=== Records for the task ===
• • •

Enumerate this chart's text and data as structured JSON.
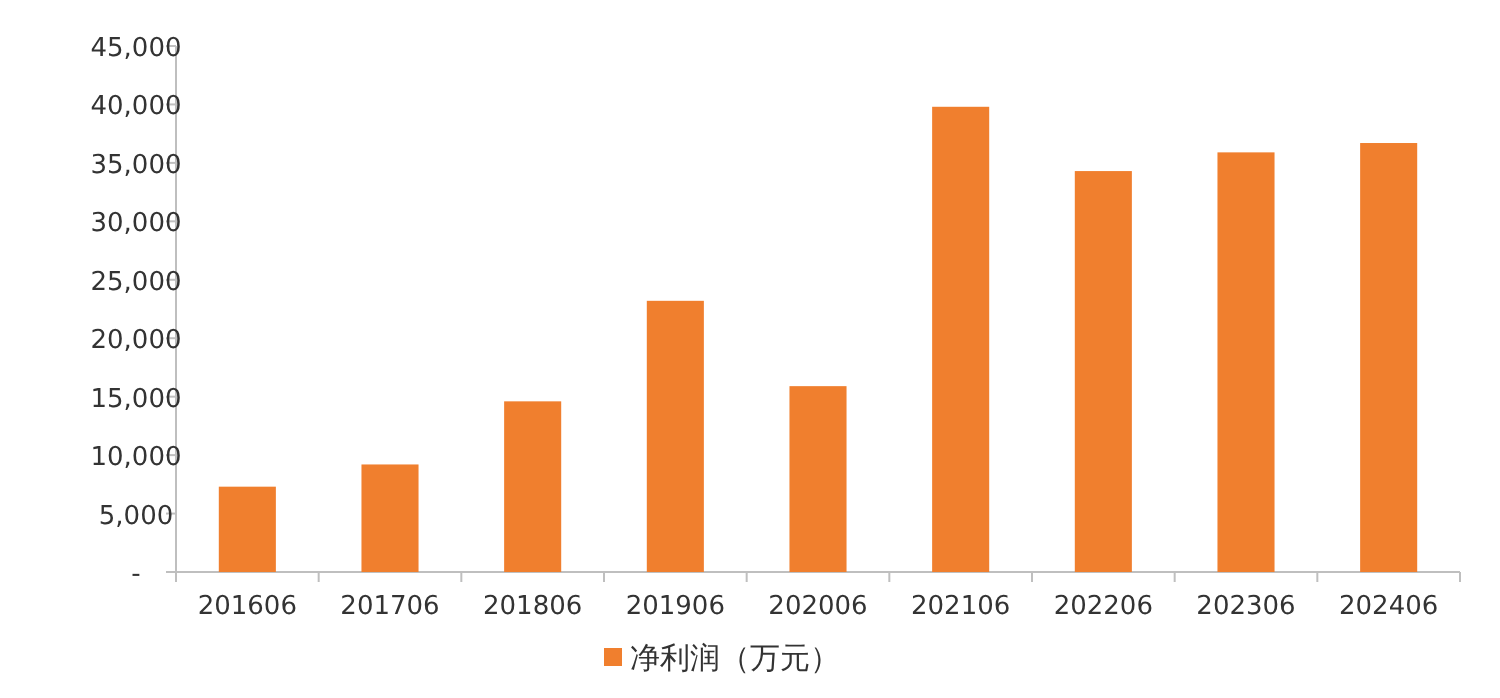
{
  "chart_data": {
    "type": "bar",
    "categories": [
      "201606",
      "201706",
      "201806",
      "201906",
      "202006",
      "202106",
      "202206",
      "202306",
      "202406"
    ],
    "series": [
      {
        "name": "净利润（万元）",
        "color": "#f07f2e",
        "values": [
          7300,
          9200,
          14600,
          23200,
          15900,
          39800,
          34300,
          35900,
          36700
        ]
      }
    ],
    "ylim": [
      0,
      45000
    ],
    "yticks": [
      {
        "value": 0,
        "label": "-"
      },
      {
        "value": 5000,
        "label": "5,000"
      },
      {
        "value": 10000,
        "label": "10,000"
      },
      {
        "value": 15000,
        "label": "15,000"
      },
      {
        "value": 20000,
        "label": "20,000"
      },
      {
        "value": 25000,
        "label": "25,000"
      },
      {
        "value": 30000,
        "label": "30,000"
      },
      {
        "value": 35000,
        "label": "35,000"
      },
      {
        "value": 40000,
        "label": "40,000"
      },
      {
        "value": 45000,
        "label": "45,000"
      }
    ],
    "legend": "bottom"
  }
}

• • •

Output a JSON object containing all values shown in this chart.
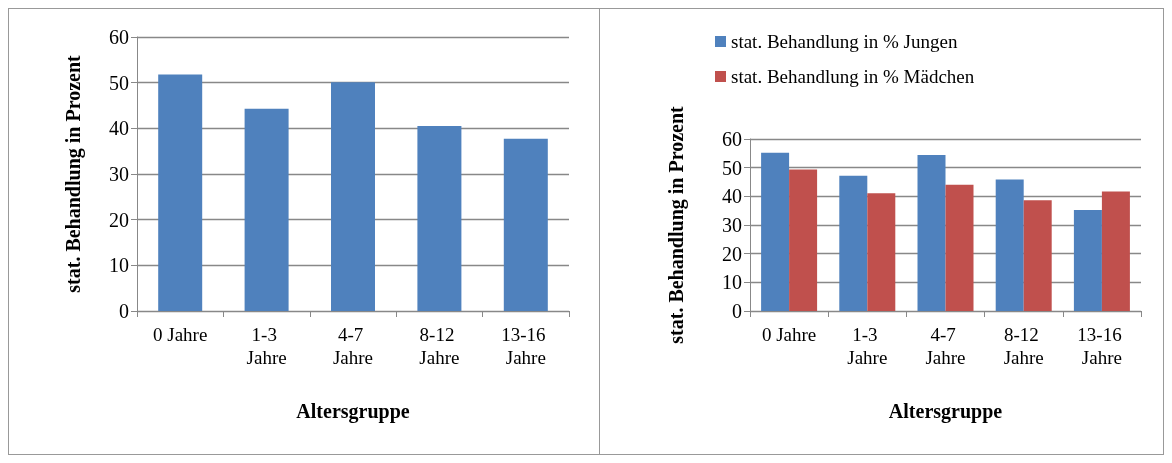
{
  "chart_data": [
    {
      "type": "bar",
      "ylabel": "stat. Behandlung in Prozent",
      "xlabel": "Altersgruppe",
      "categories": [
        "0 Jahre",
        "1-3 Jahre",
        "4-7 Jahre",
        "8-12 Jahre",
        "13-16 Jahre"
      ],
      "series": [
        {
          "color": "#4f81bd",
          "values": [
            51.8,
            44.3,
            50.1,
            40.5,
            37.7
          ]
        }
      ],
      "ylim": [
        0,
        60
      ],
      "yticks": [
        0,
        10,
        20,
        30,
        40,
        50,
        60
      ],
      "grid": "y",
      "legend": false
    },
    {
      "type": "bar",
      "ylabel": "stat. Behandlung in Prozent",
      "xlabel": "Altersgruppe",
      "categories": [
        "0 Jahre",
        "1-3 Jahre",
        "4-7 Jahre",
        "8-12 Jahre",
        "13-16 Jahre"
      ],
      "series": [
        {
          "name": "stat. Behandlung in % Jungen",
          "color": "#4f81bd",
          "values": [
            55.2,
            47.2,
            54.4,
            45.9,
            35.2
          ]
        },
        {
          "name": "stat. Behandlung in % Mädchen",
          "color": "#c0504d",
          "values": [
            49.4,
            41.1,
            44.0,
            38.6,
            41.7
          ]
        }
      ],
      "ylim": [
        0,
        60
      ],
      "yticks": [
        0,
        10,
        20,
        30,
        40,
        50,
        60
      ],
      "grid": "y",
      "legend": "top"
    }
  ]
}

• • •

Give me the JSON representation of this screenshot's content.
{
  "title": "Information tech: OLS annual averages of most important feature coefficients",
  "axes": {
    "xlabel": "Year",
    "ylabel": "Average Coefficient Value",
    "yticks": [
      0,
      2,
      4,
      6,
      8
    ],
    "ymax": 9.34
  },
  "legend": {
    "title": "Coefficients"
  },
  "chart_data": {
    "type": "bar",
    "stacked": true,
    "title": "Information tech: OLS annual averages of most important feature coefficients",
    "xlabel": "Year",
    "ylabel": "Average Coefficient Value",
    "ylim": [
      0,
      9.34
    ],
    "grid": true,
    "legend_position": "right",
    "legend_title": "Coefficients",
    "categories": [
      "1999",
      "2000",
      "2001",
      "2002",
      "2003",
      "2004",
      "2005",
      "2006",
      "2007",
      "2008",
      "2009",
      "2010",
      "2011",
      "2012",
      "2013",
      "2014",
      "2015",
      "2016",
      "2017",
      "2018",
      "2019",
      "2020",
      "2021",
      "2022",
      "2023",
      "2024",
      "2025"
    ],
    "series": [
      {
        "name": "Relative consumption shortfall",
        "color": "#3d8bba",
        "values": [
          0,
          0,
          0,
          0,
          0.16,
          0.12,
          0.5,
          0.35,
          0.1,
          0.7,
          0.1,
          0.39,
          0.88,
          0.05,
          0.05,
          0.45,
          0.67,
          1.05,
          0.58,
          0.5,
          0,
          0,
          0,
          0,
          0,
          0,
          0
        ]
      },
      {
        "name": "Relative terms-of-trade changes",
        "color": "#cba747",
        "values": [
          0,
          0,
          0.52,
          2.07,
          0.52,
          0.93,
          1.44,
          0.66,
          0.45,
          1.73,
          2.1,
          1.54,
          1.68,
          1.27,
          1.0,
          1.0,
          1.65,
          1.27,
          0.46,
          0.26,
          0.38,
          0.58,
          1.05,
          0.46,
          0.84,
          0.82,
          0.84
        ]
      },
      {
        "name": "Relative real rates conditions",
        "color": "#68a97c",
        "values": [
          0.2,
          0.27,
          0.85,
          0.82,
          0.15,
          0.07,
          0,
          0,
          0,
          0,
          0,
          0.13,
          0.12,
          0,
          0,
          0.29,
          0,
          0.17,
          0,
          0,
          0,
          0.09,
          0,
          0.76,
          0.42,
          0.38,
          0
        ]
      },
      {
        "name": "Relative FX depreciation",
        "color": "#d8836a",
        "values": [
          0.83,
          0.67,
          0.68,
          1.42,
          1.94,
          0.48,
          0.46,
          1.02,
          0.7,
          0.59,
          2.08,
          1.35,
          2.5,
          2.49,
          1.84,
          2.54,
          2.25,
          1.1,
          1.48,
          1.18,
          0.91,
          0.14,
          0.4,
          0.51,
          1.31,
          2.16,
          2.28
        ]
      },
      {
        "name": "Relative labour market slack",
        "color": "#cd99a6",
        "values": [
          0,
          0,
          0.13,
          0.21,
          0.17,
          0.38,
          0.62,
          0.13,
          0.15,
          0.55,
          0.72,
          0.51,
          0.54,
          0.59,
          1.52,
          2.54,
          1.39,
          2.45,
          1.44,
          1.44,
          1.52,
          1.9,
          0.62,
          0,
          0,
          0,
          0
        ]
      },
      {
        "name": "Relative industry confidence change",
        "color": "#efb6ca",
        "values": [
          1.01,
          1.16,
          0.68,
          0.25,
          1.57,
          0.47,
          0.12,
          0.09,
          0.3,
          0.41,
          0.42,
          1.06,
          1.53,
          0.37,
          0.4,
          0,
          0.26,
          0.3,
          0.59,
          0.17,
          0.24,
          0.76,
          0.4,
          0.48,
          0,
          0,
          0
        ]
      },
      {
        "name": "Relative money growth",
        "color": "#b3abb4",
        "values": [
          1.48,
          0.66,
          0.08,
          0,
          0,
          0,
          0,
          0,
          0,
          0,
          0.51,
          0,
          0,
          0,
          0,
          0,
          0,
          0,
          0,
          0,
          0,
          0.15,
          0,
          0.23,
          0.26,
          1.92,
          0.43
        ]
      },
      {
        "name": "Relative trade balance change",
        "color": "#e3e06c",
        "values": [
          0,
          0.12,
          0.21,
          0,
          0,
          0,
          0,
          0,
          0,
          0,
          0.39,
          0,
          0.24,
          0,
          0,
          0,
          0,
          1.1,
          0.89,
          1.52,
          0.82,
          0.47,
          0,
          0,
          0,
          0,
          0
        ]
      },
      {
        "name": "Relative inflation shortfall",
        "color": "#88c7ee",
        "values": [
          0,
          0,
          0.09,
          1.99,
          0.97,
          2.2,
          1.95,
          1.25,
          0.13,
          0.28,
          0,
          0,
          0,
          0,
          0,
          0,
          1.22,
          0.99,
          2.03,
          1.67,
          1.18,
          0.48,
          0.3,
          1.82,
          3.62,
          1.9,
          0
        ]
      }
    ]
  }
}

• • •

=== Task to carry out ===
Copy out every line of the data that includes the word "trade".

=== Solution for this exercise ===
        "name": "Relative terms-of-trade changes",
        "name": "Relative trade balance change",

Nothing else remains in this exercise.